Dataset records:
###
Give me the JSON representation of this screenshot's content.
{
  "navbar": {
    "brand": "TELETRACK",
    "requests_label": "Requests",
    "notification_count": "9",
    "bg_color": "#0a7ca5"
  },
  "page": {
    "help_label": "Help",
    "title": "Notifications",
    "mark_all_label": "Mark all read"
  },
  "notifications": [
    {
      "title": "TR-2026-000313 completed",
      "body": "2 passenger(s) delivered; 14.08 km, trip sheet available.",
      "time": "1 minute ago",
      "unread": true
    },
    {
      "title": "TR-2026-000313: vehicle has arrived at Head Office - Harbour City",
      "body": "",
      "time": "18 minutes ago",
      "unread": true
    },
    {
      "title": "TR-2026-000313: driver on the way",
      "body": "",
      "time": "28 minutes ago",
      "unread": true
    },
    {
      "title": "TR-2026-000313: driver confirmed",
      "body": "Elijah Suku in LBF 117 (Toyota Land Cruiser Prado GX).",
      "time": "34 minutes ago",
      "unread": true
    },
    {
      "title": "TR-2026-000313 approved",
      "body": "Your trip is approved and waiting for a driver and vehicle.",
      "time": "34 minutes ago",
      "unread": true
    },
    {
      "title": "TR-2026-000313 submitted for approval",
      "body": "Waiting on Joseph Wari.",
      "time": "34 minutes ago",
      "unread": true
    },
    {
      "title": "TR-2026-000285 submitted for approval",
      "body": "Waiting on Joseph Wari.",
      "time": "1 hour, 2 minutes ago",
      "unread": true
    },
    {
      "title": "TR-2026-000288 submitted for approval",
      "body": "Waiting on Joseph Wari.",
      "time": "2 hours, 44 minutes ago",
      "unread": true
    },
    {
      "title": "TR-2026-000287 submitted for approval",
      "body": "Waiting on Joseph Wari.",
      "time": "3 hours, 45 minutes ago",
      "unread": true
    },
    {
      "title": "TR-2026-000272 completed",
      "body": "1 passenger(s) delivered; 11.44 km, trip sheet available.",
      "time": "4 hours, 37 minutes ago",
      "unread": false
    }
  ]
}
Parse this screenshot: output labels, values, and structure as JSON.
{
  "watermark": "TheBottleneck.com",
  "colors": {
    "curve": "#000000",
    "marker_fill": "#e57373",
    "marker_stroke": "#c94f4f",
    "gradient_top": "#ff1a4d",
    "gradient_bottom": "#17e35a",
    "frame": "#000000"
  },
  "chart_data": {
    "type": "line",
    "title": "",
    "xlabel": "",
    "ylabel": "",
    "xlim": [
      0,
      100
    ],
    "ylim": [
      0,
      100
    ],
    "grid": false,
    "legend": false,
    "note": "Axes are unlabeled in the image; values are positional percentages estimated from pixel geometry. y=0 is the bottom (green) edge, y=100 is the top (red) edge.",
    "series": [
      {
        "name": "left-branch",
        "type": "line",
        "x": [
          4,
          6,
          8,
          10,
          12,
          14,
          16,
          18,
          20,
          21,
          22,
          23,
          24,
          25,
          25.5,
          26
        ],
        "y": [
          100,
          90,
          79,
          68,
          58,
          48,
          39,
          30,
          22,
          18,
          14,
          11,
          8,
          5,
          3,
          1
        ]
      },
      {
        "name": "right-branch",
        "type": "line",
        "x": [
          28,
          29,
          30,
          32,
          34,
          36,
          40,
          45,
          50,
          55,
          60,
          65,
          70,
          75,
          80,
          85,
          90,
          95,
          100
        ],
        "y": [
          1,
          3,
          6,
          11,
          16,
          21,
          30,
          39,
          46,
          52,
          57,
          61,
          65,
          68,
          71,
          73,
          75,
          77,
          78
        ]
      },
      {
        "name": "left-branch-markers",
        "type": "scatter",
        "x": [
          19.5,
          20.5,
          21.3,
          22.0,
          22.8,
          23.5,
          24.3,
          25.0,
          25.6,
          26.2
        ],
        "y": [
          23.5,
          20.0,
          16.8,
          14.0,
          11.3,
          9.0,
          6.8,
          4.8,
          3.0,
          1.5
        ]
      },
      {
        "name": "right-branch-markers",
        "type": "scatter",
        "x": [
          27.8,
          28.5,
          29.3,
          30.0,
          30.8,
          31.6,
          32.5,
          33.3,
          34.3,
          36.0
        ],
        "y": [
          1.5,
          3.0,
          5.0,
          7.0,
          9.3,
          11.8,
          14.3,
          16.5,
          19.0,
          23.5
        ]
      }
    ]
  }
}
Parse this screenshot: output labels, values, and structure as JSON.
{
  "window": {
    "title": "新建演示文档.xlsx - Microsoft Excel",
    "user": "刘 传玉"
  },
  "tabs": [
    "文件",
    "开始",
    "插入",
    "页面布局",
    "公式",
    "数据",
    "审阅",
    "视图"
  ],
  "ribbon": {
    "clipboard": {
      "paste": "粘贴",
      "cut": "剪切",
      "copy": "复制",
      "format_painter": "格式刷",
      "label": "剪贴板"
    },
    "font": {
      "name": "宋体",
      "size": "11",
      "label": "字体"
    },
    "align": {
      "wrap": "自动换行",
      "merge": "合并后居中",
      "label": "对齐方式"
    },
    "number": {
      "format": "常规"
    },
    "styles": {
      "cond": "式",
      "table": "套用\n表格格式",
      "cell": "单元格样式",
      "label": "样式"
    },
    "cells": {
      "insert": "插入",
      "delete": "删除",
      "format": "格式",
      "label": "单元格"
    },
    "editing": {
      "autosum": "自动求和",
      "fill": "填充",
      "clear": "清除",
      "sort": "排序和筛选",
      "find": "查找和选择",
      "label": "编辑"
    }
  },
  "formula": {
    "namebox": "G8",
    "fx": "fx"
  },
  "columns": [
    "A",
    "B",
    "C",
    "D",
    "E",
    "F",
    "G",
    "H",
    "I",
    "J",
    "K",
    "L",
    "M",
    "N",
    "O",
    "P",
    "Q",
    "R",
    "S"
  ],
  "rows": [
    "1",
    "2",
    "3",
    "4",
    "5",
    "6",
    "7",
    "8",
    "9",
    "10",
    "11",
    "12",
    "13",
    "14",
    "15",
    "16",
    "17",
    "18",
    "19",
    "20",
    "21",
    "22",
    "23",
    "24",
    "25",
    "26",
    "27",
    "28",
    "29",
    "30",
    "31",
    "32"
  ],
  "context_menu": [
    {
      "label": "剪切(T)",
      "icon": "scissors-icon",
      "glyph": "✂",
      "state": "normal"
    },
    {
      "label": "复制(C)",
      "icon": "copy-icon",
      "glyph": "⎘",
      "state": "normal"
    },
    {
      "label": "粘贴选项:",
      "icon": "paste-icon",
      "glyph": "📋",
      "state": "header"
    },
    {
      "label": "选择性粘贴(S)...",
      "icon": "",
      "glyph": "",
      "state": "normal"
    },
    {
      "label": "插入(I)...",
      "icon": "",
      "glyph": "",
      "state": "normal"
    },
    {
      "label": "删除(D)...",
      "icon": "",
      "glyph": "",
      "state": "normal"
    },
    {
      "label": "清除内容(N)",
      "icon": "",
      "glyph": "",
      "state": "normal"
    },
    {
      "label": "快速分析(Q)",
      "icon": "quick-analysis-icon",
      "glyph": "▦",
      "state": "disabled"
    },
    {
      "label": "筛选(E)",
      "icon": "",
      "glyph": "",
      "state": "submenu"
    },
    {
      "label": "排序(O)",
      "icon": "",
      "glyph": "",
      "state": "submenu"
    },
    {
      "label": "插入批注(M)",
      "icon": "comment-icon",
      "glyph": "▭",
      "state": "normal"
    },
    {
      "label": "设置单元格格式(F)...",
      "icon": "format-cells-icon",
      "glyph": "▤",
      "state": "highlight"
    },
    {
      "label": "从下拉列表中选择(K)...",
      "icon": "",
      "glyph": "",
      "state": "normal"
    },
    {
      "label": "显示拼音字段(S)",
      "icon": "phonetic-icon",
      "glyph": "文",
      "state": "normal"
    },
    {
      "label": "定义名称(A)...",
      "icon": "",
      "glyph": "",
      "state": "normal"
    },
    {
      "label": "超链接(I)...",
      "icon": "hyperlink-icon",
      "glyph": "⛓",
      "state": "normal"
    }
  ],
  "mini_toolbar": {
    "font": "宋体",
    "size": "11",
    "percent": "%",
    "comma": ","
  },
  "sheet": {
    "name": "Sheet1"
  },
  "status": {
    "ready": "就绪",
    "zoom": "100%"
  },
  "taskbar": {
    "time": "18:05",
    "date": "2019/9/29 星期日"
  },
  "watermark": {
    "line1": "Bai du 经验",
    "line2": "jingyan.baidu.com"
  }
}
###
Collect, from the material above, every line containing the word "vehicle".

      "title": "TR-2026-000313: vehicle has arrived at Head Office - Harbour City",
      "body": "Your trip is approved and waiting for a driver and vehicle.",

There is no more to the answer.